_DESCRIPTION OF THE TASK:_
Reproduce the records below in their entirety, character for character.

_RECORDS PROVIDED:_
══════════════════════════════

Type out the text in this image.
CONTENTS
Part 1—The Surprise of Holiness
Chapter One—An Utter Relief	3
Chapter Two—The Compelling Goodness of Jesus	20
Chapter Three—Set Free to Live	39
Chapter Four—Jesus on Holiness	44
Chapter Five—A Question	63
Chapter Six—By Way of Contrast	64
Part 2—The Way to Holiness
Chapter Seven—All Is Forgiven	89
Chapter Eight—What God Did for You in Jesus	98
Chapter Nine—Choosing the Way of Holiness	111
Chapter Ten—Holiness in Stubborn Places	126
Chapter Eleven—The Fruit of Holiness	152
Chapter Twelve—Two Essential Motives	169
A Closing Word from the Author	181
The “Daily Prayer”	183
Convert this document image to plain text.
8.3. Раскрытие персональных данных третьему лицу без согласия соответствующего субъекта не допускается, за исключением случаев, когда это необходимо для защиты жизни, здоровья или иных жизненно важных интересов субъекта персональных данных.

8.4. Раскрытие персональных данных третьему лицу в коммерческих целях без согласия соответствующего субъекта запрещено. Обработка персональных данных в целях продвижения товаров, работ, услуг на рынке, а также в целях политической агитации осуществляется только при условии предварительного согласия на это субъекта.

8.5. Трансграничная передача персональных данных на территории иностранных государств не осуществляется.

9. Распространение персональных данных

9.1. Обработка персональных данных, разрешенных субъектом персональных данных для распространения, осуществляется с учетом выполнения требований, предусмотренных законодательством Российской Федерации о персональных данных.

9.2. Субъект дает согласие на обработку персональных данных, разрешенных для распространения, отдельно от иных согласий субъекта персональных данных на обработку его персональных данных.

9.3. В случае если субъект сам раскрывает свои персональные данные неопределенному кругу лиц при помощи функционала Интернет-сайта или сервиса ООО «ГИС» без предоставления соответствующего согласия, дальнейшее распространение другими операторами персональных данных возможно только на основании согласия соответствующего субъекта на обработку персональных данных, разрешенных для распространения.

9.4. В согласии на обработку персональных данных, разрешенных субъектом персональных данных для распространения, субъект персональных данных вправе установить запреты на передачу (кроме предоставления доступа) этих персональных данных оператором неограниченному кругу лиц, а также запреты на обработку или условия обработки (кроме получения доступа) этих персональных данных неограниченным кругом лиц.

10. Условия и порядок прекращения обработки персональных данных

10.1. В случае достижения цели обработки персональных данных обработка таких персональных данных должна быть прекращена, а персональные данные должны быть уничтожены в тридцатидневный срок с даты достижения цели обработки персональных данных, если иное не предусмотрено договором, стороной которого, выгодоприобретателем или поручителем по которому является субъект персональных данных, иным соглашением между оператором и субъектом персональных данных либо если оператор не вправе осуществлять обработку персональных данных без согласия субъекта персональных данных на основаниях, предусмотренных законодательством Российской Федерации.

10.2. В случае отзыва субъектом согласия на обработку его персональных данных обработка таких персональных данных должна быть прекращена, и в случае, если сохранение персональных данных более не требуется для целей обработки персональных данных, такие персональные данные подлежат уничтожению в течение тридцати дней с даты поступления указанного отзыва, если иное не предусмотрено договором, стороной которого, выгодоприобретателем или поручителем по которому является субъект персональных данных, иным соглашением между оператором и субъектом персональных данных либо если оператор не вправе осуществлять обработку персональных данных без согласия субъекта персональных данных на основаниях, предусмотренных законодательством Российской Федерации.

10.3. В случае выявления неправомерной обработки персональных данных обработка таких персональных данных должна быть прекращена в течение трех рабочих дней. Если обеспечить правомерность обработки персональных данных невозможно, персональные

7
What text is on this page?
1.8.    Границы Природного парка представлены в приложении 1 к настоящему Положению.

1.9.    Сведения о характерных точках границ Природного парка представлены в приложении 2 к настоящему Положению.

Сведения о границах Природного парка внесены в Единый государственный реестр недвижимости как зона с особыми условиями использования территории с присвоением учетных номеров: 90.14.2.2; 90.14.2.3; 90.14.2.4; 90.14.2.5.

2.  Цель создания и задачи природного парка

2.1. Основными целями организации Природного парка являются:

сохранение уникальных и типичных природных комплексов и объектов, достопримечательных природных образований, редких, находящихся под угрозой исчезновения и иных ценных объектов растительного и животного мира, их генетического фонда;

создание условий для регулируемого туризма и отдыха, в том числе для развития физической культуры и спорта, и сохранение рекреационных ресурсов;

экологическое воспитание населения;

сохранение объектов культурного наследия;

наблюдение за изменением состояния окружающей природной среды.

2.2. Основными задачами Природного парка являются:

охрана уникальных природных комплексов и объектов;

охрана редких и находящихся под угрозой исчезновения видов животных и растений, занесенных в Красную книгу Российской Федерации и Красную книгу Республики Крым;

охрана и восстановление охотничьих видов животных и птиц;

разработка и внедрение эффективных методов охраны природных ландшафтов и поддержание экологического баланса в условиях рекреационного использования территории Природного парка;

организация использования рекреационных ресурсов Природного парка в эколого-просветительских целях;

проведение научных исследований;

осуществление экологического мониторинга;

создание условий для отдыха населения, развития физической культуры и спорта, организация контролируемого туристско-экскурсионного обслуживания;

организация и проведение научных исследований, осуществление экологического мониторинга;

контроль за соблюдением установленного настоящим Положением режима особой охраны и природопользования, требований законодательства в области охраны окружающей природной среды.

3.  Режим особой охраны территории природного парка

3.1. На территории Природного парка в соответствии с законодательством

══════════════════════════════

_TASK ANSWER:_
Type out the text in this image.
CONTENTS
Part 1—The Surprise of Holiness
Chapter One—An Utter Relief	3
Chapter Two—The Compelling Goodness of Jesus	20
Chapter Three—Set Free to Live	39
Chapter Four—Jesus on Holiness	44
Chapter Five—A Question	63
Chapter Six—By Way of Contrast	64
Part 2—The Way to Holiness
Chapter Seven—All Is Forgiven	89
Chapter Eight—What God Did for You in Jesus	98
Chapter Nine—Choosing the Way of Holiness	111
Chapter Ten—Holiness in Stubborn Places	126
Chapter Eleven—The Fruit of Holiness	152
Chapter Twelve—Two Essential Motives	169
A Closing Word from the Author	181
The “Daily Prayer”	183
Convert this document image to plain text.
8.3. Раскрытие персональных данных третьему лицу без согласия соответствующего субъекта не допускается, за исключением случаев, когда это необходимо для защиты жизни, здоровья или иных жизненно важных интересов субъекта персональных данных.

8.4. Раскрытие персональных данных третьему лицу в коммерческих целях без согласия соответствующего субъекта запрещено. Обработка персональных данных в целях продвижения товаров, работ, услуг на рынке, а также в целях политической агитации осуществляется только при условии предварительного согласия на это субъекта.

8.5. Трансграничная передача персональных данных на территории иностранных государств не осуществляется.

9. Распространение персональных данных

9.1. Обработка персональных данных, разрешенных субъектом персональных данных для распространения, осуществляется с учетом выполнения требований, предусмотренных законодательством Российской Федерации о персональных данных.

9.2. Субъект дает согласие на обработку персональных данных, разрешенных для распространения, отдельно от иных согласий субъекта персональных данных на обработку его персональных данных.

9.3. В случае если субъект сам раскрывает свои персональные данные неопределенному кругу лиц при помощи функционала Интернет-сайта или сервиса ООО «ГИС» без предоставления соответствующего согласия, дальнейшее распространение другими операторами персональных данных возможно только на основании согласия соответствующего субъекта на обработку персональных данных, разрешенных для распространения.

9.4. В согласии на обработку персональных данных, разрешенных субъектом персональных данных для распространения, субъект персональных данных вправе установить запреты на передачу (кроме предоставления доступа) этих персональных данных оператором неограниченному кругу лиц, а также запреты на обработку или условия обработки (кроме получения доступа) этих персональных данных неограниченным кругом лиц.

10. Условия и порядок прекращения обработки персональных данных

10.1. В случае достижения цели обработки персональных данных обработка таких персональных данных должна быть прекращена, а персональные данные должны быть уничтожены в тридцатидневный срок с даты достижения цели обработки персональных данных, если иное не предусмотрено договором, стороной которого, выгодоприобретателем или поручителем по которому является субъект персональных данных, иным соглашением между оператором и субъектом персональных данных либо если оператор не вправе осуществлять обработку персональных данных без согласия субъекта персональных данных на основаниях, предусмотренных законодательством Российской Федерации.

10.2. В случае отзыва субъектом согласия на обработку его персональных данных обработка таких персональных данных должна быть прекращена, и в случае, если сохранение персональных данных более не требуется для целей обработки персональных данных, такие персональные данные подлежат уничтожению в течение тридцати дней с даты поступления указанного отзыва, если иное не предусмотрено договором, стороной которого, выгодоприобретателем или поручителем по которому является субъект персональных данных, иным соглашением между оператором и субъектом персональных данных либо если оператор не вправе осуществлять обработку персональных данных без согласия субъекта персональных данных на основаниях, предусмотренных законодательством Российской Федерации.

10.3. В случае выявления неправомерной обработки персональных данных обработка таких персональных данных должна быть прекращена в течение трех рабочих дней. Если обеспечить правомерность обработки персональных данных невозможно, персональные

7
What text is on this page?
1.8.    Границы Природного парка представлены в приложении 1 к настоящему Положению.

1.9.    Сведения о характерных точках границ Природного парка представлены в приложении 2 к настоящему Положению.

Сведения о границах Природного парка внесены в Единый государственный реестр недвижимости как зона с особыми условиями использования территории с присвоением учетных номеров: 90.14.2.2; 90.14.2.3; 90.14.2.4; 90.14.2.5.

2.  Цель создания и задачи природного парка

2.1. Основными целями организации Природного парка являются:

сохранение уникальных и типичных природных комплексов и объектов, достопримечательных природных образований, редких, находящихся под угрозой исчезновения и иных ценных объектов растительного и животного мира, их генетического фонда;

создание условий для регулируемого туризма и отдыха, в том числе для развития физической культуры и спорта, и сохранение рекреационных ресурсов;

экологическое воспитание населения;

сохранение объектов культурного наследия;

наблюдение за изменением состояния окружающей природной среды.

2.2. Основными задачами Природного парка являются:

охрана уникальных природных комплексов и объектов;

охрана редких и находящихся под угрозой исчезновения видов животных и растений, занесенных в Красную книгу Российской Федерации и Красную книгу Республики Крым;

охрана и восстановление охотничьих видов животных и птиц;

разработка и внедрение эффективных методов охраны природных ландшафтов и поддержание экологического баланса в условиях рекреационного использования территории Природного парка;

организация использования рекреационных ресурсов Природного парка в эколого-просветительских целях;

проведение научных исследований;

осуществление экологического мониторинга;

создание условий для отдыха населения, развития физической культуры и спорта, организация контролируемого туристско-экскурсионного обслуживания;

организация и проведение научных исследований, осуществление экологического мониторинга;

контроль за соблюдением установленного настоящим Положением режима особой охраны и природопользования, требований законодательства в области охраны окружающей природной среды.

3.  Режим особой охраны территории природного парка

3.1. На территории Природного парка в соответствии с законодательством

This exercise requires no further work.